Dataset items

------------------------------------------------------------

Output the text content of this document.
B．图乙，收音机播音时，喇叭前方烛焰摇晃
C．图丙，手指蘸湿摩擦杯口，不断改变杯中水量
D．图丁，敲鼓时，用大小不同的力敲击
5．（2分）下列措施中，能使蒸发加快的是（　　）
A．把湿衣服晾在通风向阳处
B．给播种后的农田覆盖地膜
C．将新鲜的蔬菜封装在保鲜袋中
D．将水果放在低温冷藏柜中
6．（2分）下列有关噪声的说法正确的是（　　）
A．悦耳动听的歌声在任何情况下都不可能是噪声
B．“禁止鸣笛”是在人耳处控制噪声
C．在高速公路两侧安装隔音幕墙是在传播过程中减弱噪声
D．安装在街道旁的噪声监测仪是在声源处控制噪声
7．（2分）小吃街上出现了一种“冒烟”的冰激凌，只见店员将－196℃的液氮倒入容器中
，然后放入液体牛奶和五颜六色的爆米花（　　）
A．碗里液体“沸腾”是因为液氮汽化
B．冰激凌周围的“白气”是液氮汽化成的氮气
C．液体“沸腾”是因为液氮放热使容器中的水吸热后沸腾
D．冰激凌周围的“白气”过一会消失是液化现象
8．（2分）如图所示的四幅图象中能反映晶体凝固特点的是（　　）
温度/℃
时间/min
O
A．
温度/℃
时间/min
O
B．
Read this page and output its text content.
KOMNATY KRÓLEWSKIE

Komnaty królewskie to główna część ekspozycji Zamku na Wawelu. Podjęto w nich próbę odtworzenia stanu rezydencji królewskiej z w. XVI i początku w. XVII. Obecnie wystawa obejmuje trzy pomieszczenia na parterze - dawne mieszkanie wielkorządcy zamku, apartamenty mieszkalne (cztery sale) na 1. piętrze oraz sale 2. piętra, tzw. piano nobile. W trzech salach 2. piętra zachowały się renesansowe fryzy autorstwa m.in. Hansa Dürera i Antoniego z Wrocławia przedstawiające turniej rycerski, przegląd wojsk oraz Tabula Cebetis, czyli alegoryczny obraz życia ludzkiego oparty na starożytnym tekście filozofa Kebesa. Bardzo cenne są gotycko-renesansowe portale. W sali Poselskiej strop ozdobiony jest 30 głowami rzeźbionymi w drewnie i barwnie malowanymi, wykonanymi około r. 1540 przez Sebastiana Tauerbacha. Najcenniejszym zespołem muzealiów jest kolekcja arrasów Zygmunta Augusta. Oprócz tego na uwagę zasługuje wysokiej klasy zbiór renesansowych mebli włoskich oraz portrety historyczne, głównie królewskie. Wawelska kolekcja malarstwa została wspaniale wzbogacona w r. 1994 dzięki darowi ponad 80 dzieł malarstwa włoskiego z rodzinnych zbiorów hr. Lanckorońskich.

------------------------------------------------------------

* **Short task**:
Repeat, exactly and only, the lines above from the one containing "Read this page and output its text content." through the end of the material.

* **Task output**:
Read this page and output its text content.
KOMNATY KRÓLEWSKIE

Komnaty królewskie to główna część ekspozycji Zamku na Wawelu. Podjęto w nich próbę odtworzenia stanu rezydencji królewskiej z w. XVI i początku w. XVII. Obecnie wystawa obejmuje trzy pomieszczenia na parterze - dawne mieszkanie wielkorządcy zamku, apartamenty mieszkalne (cztery sale) na 1. piętrze oraz sale 2. piętra, tzw. piano nobile. W trzech salach 2. piętra zachowały się renesansowe fryzy autorstwa m.in. Hansa Dürera i Antoniego z Wrocławia przedstawiające turniej rycerski, przegląd wojsk oraz Tabula Cebetis, czyli alegoryczny obraz życia ludzkiego oparty na starożytnym tekście filozofa Kebesa. Bardzo cenne są gotycko-renesansowe portale. W sali Poselskiej strop ozdobiony jest 30 głowami rzeźbionymi w drewnie i barwnie malowanymi, wykonanymi około r. 1540 przez Sebastiana Tauerbacha. Najcenniejszym zespołem muzealiów jest kolekcja arrasów Zygmunta Augusta. Oprócz tego na uwagę zasługuje wysokiej klasy zbiór renesansowych mebli włoskich oraz portrety historyczne, głównie królewskie. Wawelska kolekcja malarstwa została wspaniale wzbogacona w r. 1994 dzięki darowi ponad 80 dzieł malarstwa włoskiego z rodzinnych zbiorów hr. Lanckorońskich.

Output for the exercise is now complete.